◆ Task description
Give the data lines from the one holding "1201, 378, 1300]" through the one holding "455, 2024, 554]", inclusive, as a Markdown table with the columns Row and Data line. Number each row and leave out blank lines.

[Data items]
[START]
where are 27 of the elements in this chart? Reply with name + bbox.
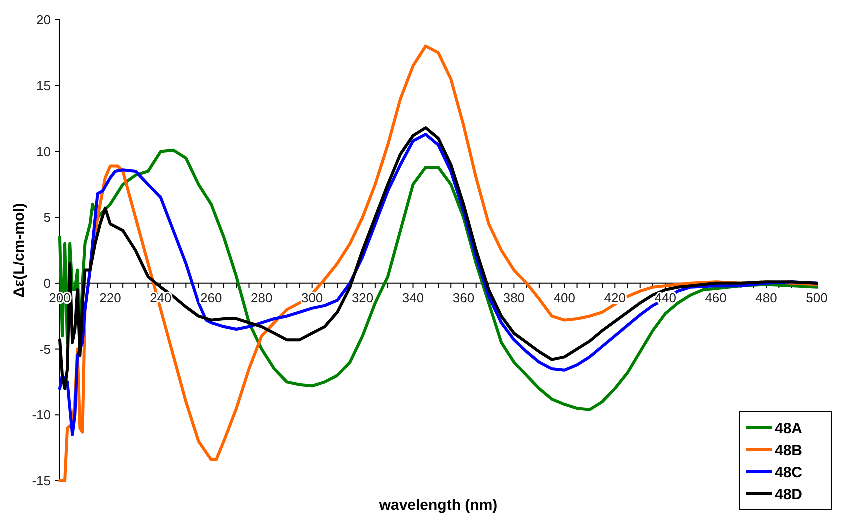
- y-axis-title: Δε(L/cm-mol): [11, 203, 28, 298]
- x-tick-label: 220: [100, 290, 122, 306]
- x-tick-label: 200: [49, 290, 71, 306]
- legend-label: 48A: [775, 420, 803, 438]
- legend-label: 48C: [775, 464, 803, 482]
- x-tick-label: 320: [352, 290, 374, 306]
- x-tick-label: 260: [200, 290, 222, 306]
- legend-label: 48D: [775, 486, 803, 504]
- y-tick-label: -15: [32, 474, 51, 489]
- x-tick-label: 280: [251, 290, 273, 306]
- x-tick-label: 480: [756, 290, 778, 306]
- x-tick-label: 500: [806, 290, 828, 306]
- y-tick-label: -10: [32, 408, 51, 423]
- x-tick-label: 460: [705, 290, 727, 306]
- x-axis-title: wavelength (nm): [378, 497, 498, 514]
- x-tick-label: 400: [554, 290, 576, 306]
- x-tick-label: 360: [452, 290, 475, 306]
- x-tick-label: 380: [503, 290, 526, 306]
- y-tick-label: 10: [36, 144, 51, 160]
- y-tick-label: 5: [44, 210, 51, 226]
- x-tick-label: 420: [604, 290, 626, 306]
- legend-label: 48B: [775, 442, 803, 460]
- y-tick-label: 0: [44, 276, 51, 291]
- y-tick-label: 15: [36, 78, 51, 94]
- y-tick-label: -5: [39, 342, 51, 357]
- y-tick-label: 20: [36, 12, 51, 28]
- x-tick-label: 340: [402, 290, 424, 306]
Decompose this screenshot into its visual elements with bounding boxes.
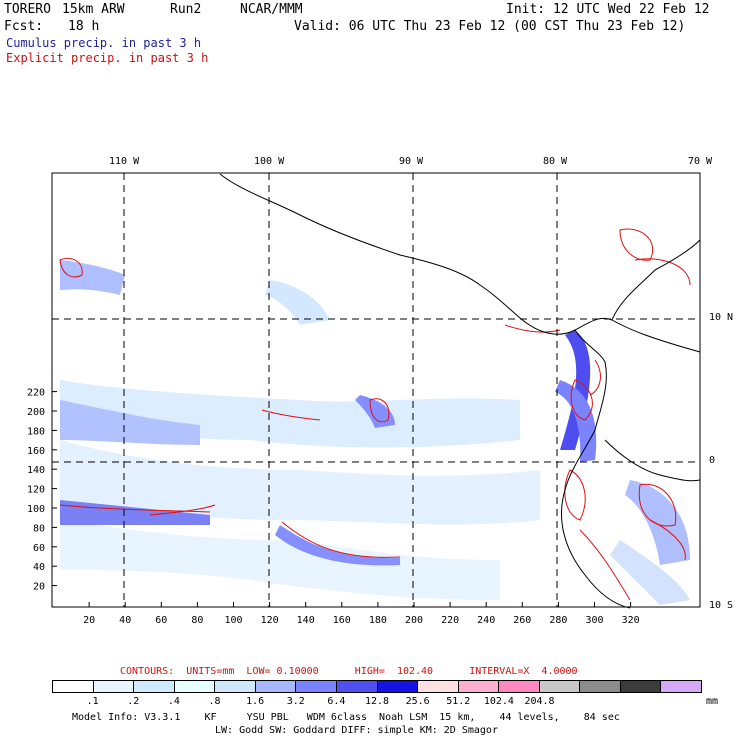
y-tick-label: 60 (33, 543, 45, 554)
colorbar-label: 102.4 (483, 696, 514, 707)
colorbar-label: 6.4 (327, 696, 346, 707)
x-tick-label: 240 (477, 615, 495, 626)
colorbar-swatch (499, 681, 540, 692)
x-tick-label: 300 (585, 615, 603, 626)
lat-label-10n: 10 N (709, 312, 734, 323)
x-tick-label: 220 (441, 615, 459, 626)
x-tick-label: 180 (369, 615, 387, 626)
lat-label-0: 0 (709, 455, 716, 466)
colorbar-swatch (296, 681, 337, 692)
y-tick-label: 180 (27, 426, 45, 437)
colorbar-swatch (174, 681, 216, 692)
colorbar-label: 3.2 (286, 696, 305, 707)
x-tick-label: 40 (119, 615, 131, 626)
y-tick-label: 140 (27, 465, 45, 476)
cumulus-legend: Cumulus precip. in past 3 h (6, 36, 202, 50)
coastline (219, 173, 701, 609)
x-tick-label: 140 (297, 615, 315, 626)
x-tick-label: 160 (333, 615, 351, 626)
explicit-precip-contours (59, 228, 691, 601)
model-organization: NCAR/MMM (240, 2, 303, 17)
colorbar-label: .2 (127, 696, 140, 707)
y-tick-label: 20 (33, 582, 45, 593)
lat-label-10s: 10 S (709, 600, 734, 611)
x-tick-label: 120 (261, 615, 279, 626)
valid-time: Valid: 06 UTC Thu 23 Feb 12 (00 CST Thu … (294, 19, 686, 34)
graticule (52, 173, 700, 607)
y-tick-label: 100 (27, 504, 45, 515)
model-info-line1: Model Info: V3.3.1 KF YSU PBL WDM 6class… (72, 712, 620, 723)
colorbar-units: mm (706, 696, 719, 707)
init-time: Init: 12 UTC Wed 22 Feb 12 (506, 2, 710, 17)
lon-label-70w: 70 W (688, 156, 713, 167)
colorbar-label: 204.8 (524, 696, 555, 707)
x-tick-label: 80 (191, 615, 203, 626)
colorbar-swatch (539, 681, 581, 692)
y-tick-label: 220 (27, 388, 45, 399)
colorbar-swatch (134, 681, 175, 692)
colorbar-label: .1 (86, 696, 99, 707)
x-tick-label: 280 (549, 615, 567, 626)
lon-label-80w: 80 W (543, 156, 568, 167)
colorbar-swatch (93, 681, 135, 692)
y-tick-label: 40 (33, 562, 45, 573)
y-tick-label: 120 (27, 485, 45, 496)
lon-label-90w: 90 W (399, 156, 424, 167)
x-tick-label: 320 (622, 615, 640, 626)
x-tick-label: 60 (155, 615, 167, 626)
colorbar-swatch (377, 681, 419, 692)
colorbar-label: .4 (167, 696, 180, 707)
colorbar-swatch (255, 681, 297, 692)
colorbar-swatch (620, 681, 662, 692)
lon-label-100w: 100 W (254, 156, 285, 167)
colorbar-swatch (215, 681, 256, 692)
colorbar-swatch (418, 681, 459, 692)
y-tick-label: 80 (33, 523, 45, 534)
y-tick-label: 200 (27, 407, 45, 418)
forecast-hour: 18 h (68, 19, 100, 34)
model-run: Run2 (170, 2, 202, 17)
model-info-line2: LW: Godd SW: Goddard DIFF: simple KM: 2D… (215, 725, 498, 736)
x-tick-label: 200 (405, 615, 423, 626)
colorbar-label: 12.8 (364, 696, 390, 707)
explicit-legend: Explicit precip. in past 3 h (6, 51, 209, 65)
colorbar-swatch (336, 681, 378, 692)
x-tick-label: 20 (83, 615, 95, 626)
map-frame (51, 172, 701, 608)
colorbar-label: 25.6 (405, 696, 430, 707)
colorbar-label: 51.2 (446, 696, 471, 707)
colorbar-label: .8 (208, 696, 221, 707)
lon-label-110w: 110 W (109, 156, 140, 167)
forecast-label: Fcst: (4, 19, 44, 34)
colorbar-swatch (661, 681, 701, 692)
colorbar-swatch (458, 681, 500, 692)
colorbar (52, 680, 702, 693)
model-resolution: 15km ARW (62, 2, 125, 17)
colorbar-swatch (53, 681, 94, 692)
x-tick-label: 260 (513, 615, 531, 626)
contours-info: CONTOURS: UNITS=mm LOW= 0.10000 HIGH= 10… (120, 666, 578, 677)
y-tick-label: 160 (27, 446, 45, 457)
y-ticks: 20 40 60 80 100 120 140 160 180 200 220 (27, 388, 57, 593)
x-tick-label: 100 (224, 615, 242, 626)
colorbar-label: 1.6 (246, 696, 265, 707)
model-name: TORERO (4, 2, 51, 17)
x-ticks: 20 40 60 80 100 120 140 160 180 200 220 240 260 280 30… (83, 602, 640, 626)
colorbar-swatch (580, 681, 621, 692)
cumulus-precip-shading (60, 260, 690, 605)
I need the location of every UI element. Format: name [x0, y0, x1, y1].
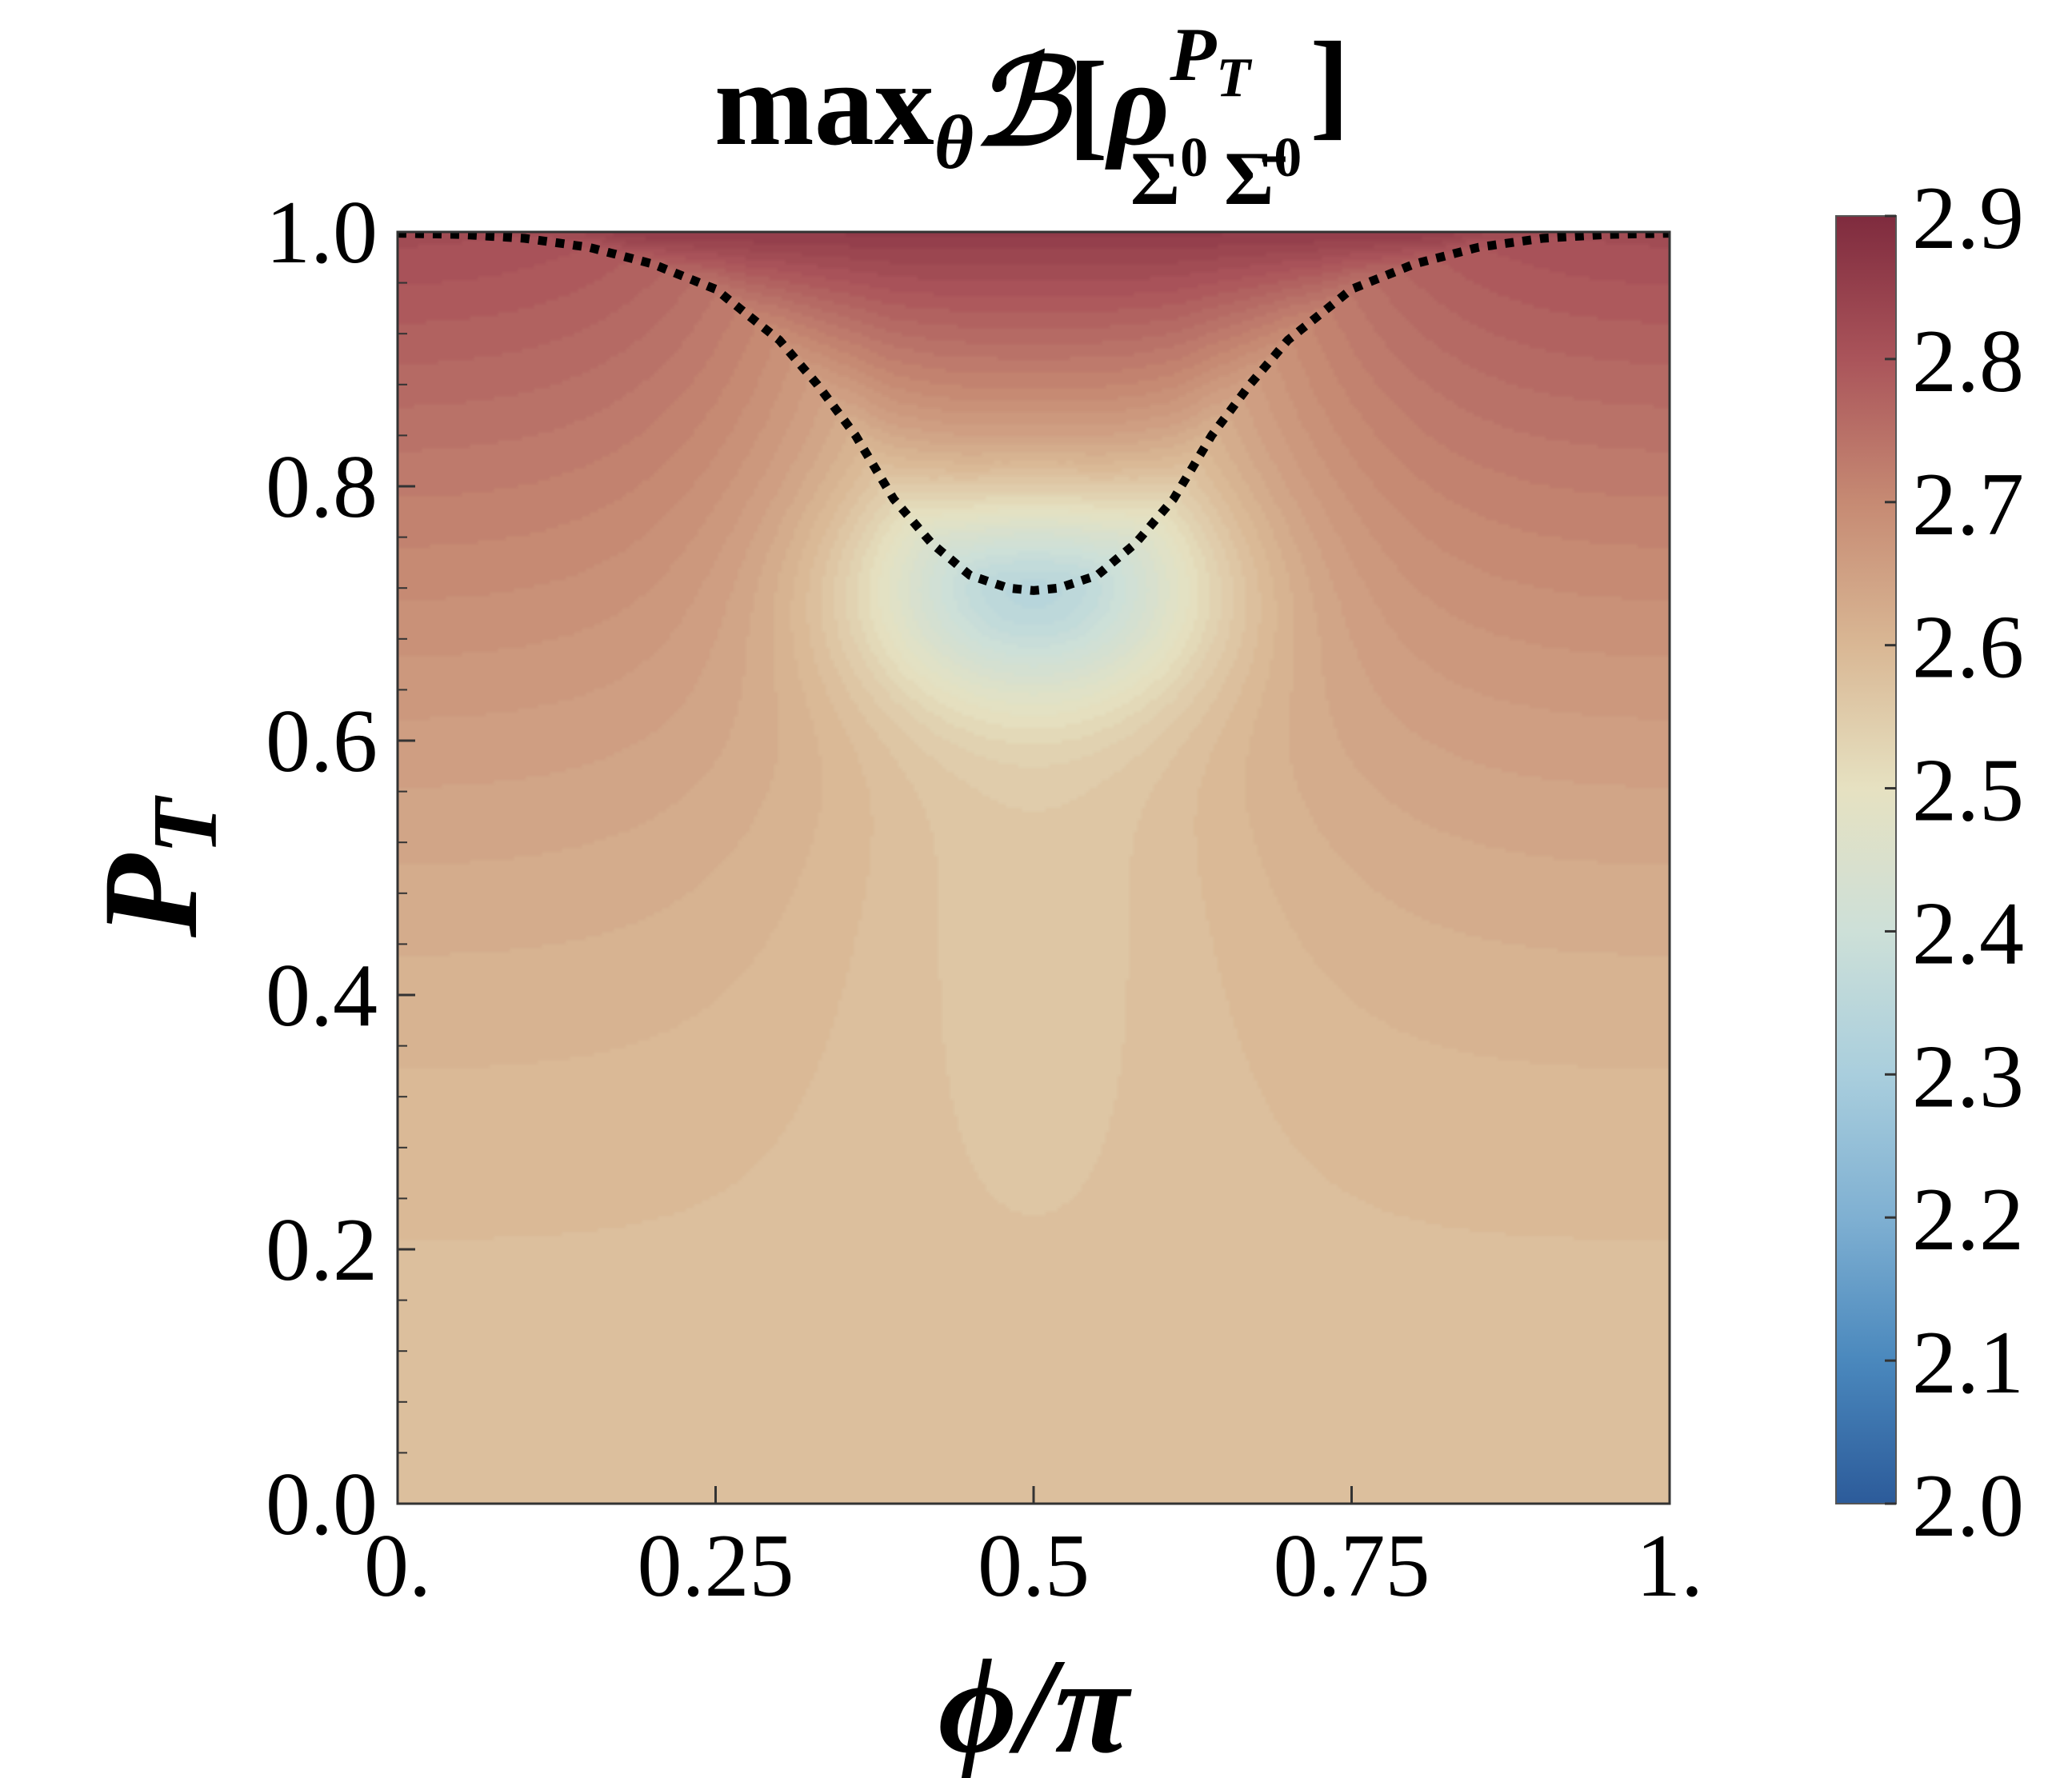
y-tick-label: 0.2	[266, 1201, 378, 1300]
colorbar-tick-label: 2.1	[1912, 1313, 2024, 1412]
boundary-curve	[398, 232, 1670, 595]
title-script-b: ℬ	[974, 38, 1078, 170]
colorbar	[1835, 215, 1897, 1504]
x-tick-label: 1.	[1636, 1516, 1703, 1616]
x-tick-label: 0.75	[1274, 1516, 1430, 1616]
y-axis-label-sub: T	[134, 794, 236, 854]
colorbar-tick-label: 2.5	[1912, 741, 2024, 841]
colorbar-tick-label: 2.9	[1912, 169, 2024, 268]
x-tick-label: 0.5	[978, 1516, 1090, 1616]
title-open-bracket: [	[1068, 38, 1108, 170]
x-tick-label: 0.	[364, 1516, 431, 1616]
title-sup-p: P	[1169, 12, 1217, 97]
x-axis-label: ϕ/π	[938, 1631, 1133, 1778]
y-tick-label: 0.8	[266, 438, 378, 537]
x-tick-label: 0.25	[638, 1516, 794, 1616]
colorbar-tick-label: 2.3	[1912, 1027, 2024, 1126]
title-sub-sigma: Σ	[1130, 136, 1180, 221]
y-tick-label: 1.0	[266, 183, 378, 282]
y-tick-label: 0.6	[266, 692, 378, 791]
colorbar-tick-label: 2.2	[1912, 1170, 2024, 1269]
colorbar-tick-label: 2.7	[1912, 455, 2024, 554]
x-axis-ticks: 0. 0.25 0.5 0.75 1.	[364, 1486, 1703, 1616]
y-axis-ticks: 0.0 0.2 0.4 0.6 0.8 1.0	[266, 183, 415, 1554]
y-tick-label: 0.4	[266, 946, 378, 1045]
svg-text:PT: PT	[75, 794, 236, 938]
heatmap-area	[398, 232, 1670, 1504]
colorbar-tick-label: 2.4	[1912, 884, 2024, 983]
title-max: max	[714, 38, 934, 170]
title-sub-theta: θ	[934, 100, 974, 185]
colorbar-tick-label: 2.8	[1912, 312, 2024, 411]
title-sup-t: T	[1216, 47, 1253, 109]
y-axis-minor-ticks	[398, 231, 407, 1504]
colorbar-ticks: 2.0 2.1 2.2 2.3 2.4 2.5 2.6 2.7 2.8 2.9	[1885, 169, 2024, 1556]
title-rho: ρ	[1105, 38, 1170, 170]
y-axis-label-main: P	[75, 853, 226, 938]
colorbar-tick-label: 2.0	[1912, 1456, 2024, 1556]
y-axis-label: PT	[75, 794, 236, 938]
chart-title: maxθℬ[ρPT Σ0 Σ̄0]	[714, 12, 1350, 221]
title-sub-zero2: 0	[1274, 127, 1302, 189]
title-sub-zero1: 0	[1180, 127, 1208, 189]
colorbar-tick-label: 2.6	[1912, 598, 2024, 697]
y-tick-label: 0.0	[266, 1455, 378, 1554]
title-close-bracket: ]	[1310, 18, 1350, 150]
[END]
◆ Full answer
| Row | Data line |
|---|---|
| 1 | y-tick-label: 0.2	[266, 1201, 378, 1300] |
| 2 | colorbar-tick-label: 2.1	[1912, 1313, 2024, 1412] |
| 3 | boundary-curve	[398, 232, 1670, 595] |
| 4 | title-script-b: ℬ	[974, 38, 1078, 170] |
| 5 | colorbar	[1835, 215, 1897, 1504] |
| 6 | x-tick-label: 1.	[1636, 1516, 1703, 1616] |
| 7 | x-tick-label: 0.75	[1274, 1516, 1430, 1616] |
| 8 | y-axis-label-sub: T	[134, 794, 236, 854] |
| 9 | colorbar-tick-label: 2.5	[1912, 741, 2024, 841] |
| 10 | colorbar-tick-label: 2.9	[1912, 169, 2024, 268] |
| 11 | x-tick-label: 0.5	[978, 1516, 1090, 1616] |
| 12 | title-open-bracket: [	[1068, 38, 1108, 170] |
| 13 | x-tick-label: 0.	[364, 1516, 431, 1616] |
| 14 | title-sup-p: P	[1169, 12, 1217, 97] |
| 15 | x-axis-label: ϕ/π	[938, 1631, 1133, 1778] |
| 16 | y-tick-label: 0.8	[266, 438, 378, 537] |
| 17 | x-tick-label: 0.25	[638, 1516, 794, 1616] |
| 18 | colorbar-tick-label: 2.3	[1912, 1027, 2024, 1126] |
| 19 | title-sub-sigma: Σ	[1130, 136, 1180, 221] |
| 20 | y-tick-label: 1.0	[266, 183, 378, 282] |
| 21 | y-tick-label: 0.6	[266, 692, 378, 791] |
| 22 | colorbar-tick-label: 2.2	[1912, 1170, 2024, 1269] |
| 23 | colorbar-tick-label: 2.7	[1912, 455, 2024, 554] |